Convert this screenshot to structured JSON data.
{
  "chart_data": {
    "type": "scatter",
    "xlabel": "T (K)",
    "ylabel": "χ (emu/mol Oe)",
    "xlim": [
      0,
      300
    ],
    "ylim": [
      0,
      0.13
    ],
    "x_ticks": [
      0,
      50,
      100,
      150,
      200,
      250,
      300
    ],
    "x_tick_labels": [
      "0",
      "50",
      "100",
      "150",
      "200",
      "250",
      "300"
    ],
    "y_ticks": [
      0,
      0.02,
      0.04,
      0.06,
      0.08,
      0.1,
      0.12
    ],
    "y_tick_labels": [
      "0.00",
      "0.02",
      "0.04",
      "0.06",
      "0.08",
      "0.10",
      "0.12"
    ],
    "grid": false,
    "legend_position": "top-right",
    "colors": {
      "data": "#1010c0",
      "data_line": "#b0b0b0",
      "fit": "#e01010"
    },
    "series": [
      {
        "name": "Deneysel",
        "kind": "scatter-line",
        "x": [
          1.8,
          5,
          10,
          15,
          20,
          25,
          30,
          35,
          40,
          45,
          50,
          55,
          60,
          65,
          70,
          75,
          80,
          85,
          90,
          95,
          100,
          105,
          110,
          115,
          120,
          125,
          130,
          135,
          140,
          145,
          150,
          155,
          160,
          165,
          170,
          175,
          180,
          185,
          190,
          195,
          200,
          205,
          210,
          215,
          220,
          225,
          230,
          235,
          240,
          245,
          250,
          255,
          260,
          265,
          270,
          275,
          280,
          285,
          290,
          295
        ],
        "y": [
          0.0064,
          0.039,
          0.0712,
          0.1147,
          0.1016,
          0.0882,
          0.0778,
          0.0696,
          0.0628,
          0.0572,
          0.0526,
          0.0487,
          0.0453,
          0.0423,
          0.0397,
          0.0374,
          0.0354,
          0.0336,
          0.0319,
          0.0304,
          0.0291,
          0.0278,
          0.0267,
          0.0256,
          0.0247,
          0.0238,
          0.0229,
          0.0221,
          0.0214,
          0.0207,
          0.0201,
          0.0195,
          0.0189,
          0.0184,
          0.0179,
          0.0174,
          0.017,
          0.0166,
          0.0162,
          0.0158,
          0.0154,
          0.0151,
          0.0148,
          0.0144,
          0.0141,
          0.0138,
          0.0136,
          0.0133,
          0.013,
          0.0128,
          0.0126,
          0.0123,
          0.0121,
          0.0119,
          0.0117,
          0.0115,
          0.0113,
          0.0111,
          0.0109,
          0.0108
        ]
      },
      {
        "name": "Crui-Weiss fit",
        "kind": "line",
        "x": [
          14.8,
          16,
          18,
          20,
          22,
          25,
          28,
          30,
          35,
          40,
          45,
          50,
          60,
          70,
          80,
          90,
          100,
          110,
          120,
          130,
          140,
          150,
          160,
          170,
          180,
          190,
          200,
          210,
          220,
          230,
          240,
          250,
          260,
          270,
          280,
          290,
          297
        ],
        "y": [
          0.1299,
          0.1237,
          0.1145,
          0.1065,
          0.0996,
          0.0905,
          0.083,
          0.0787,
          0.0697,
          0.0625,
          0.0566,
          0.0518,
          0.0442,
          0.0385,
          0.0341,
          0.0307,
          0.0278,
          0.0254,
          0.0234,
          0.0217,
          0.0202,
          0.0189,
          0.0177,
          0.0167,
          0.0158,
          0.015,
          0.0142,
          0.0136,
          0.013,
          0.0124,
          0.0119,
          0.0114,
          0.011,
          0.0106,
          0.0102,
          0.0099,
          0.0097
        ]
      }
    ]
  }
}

▬▬▬▬▬▬

### What you should do:
Nothing should be left out: return all of the records exactly.

### Exercise result:
Convert this screenshot to structured JSON data.
{
  "chart_data": {
    "type": "scatter",
    "xlabel": "T (K)",
    "ylabel": "χ (emu/mol Oe)",
    "xlim": [
      0,
      300
    ],
    "ylim": [
      0,
      0.13
    ],
    "x_ticks": [
      0,
      50,
      100,
      150,
      200,
      250,
      300
    ],
    "x_tick_labels": [
      "0",
      "50",
      "100",
      "150",
      "200",
      "250",
      "300"
    ],
    "y_ticks": [
      0,
      0.02,
      0.04,
      0.06,
      0.08,
      0.1,
      0.12
    ],
    "y_tick_labels": [
      "0.00",
      "0.02",
      "0.04",
      "0.06",
      "0.08",
      "0.10",
      "0.12"
    ],
    "grid": false,
    "legend_position": "top-right",
    "colors": {
      "data": "#1010c0",
      "data_line": "#b0b0b0",
      "fit": "#e01010"
    },
    "series": [
      {
        "name": "Deneysel",
        "kind": "scatter-line",
        "x": [
          1.8,
          5,
          10,
          15,
          20,
          25,
          30,
          35,
          40,
          45,
          50,
          55,
          60,
          65,
          70,
          75,
          80,
          85,
          90,
          95,
          100,
          105,
          110,
          115,
          120,
          125,
          130,
          135,
          140,
          145,
          150,
          155,
          160,
          165,
          170,
          175,
          180,
          185,
          190,
          195,
          200,
          205,
          210,
          215,
          220,
          225,
          230,
          235,
          240,
          245,
          250,
          255,
          260,
          265,
          270,
          275,
          280,
          285,
          290,
          295
        ],
        "y": [
          0.0064,
          0.039,
          0.0712,
          0.1147,
          0.1016,
          0.0882,
          0.0778,
          0.0696,
          0.0628,
          0.0572,
          0.0526,
          0.0487,
          0.0453,
          0.0423,
          0.0397,
          0.0374,
          0.0354,
          0.0336,
          0.0319,
          0.0304,
          0.0291,
          0.0278,
          0.0267,
          0.0256,
          0.0247,
          0.0238,
          0.0229,
          0.0221,
          0.0214,
          0.0207,
          0.0201,
          0.0195,
          0.0189,
          0.0184,
          0.0179,
          0.0174,
          0.017,
          0.0166,
          0.0162,
          0.0158,
          0.0154,
          0.0151,
          0.0148,
          0.0144,
          0.0141,
          0.0138,
          0.0136,
          0.0133,
          0.013,
          0.0128,
          0.0126,
          0.0123,
          0.0121,
          0.0119,
          0.0117,
          0.0115,
          0.0113,
          0.0111,
          0.0109,
          0.0108
        ]
      },
      {
        "name": "Crui-Weiss fit",
        "kind": "line",
        "x": [
          14.8,
          16,
          18,
          20,
          22,
          25,
          28,
          30,
          35,
          40,
          45,
          50,
          60,
          70,
          80,
          90,
          100,
          110,
          120,
          130,
          140,
          150,
          160,
          170,
          180,
          190,
          200,
          210,
          220,
          230,
          240,
          250,
          260,
          270,
          280,
          290,
          297
        ],
        "y": [
          0.1299,
          0.1237,
          0.1145,
          0.1065,
          0.0996,
          0.0905,
          0.083,
          0.0787,
          0.0697,
          0.0625,
          0.0566,
          0.0518,
          0.0442,
          0.0385,
          0.0341,
          0.0307,
          0.0278,
          0.0254,
          0.0234,
          0.0217,
          0.0202,
          0.0189,
          0.0177,
          0.0167,
          0.0158,
          0.015,
          0.0142,
          0.0136,
          0.013,
          0.0124,
          0.0119,
          0.0114,
          0.011,
          0.0106,
          0.0102,
          0.0099,
          0.0097
        ]
      }
    ]
  }
}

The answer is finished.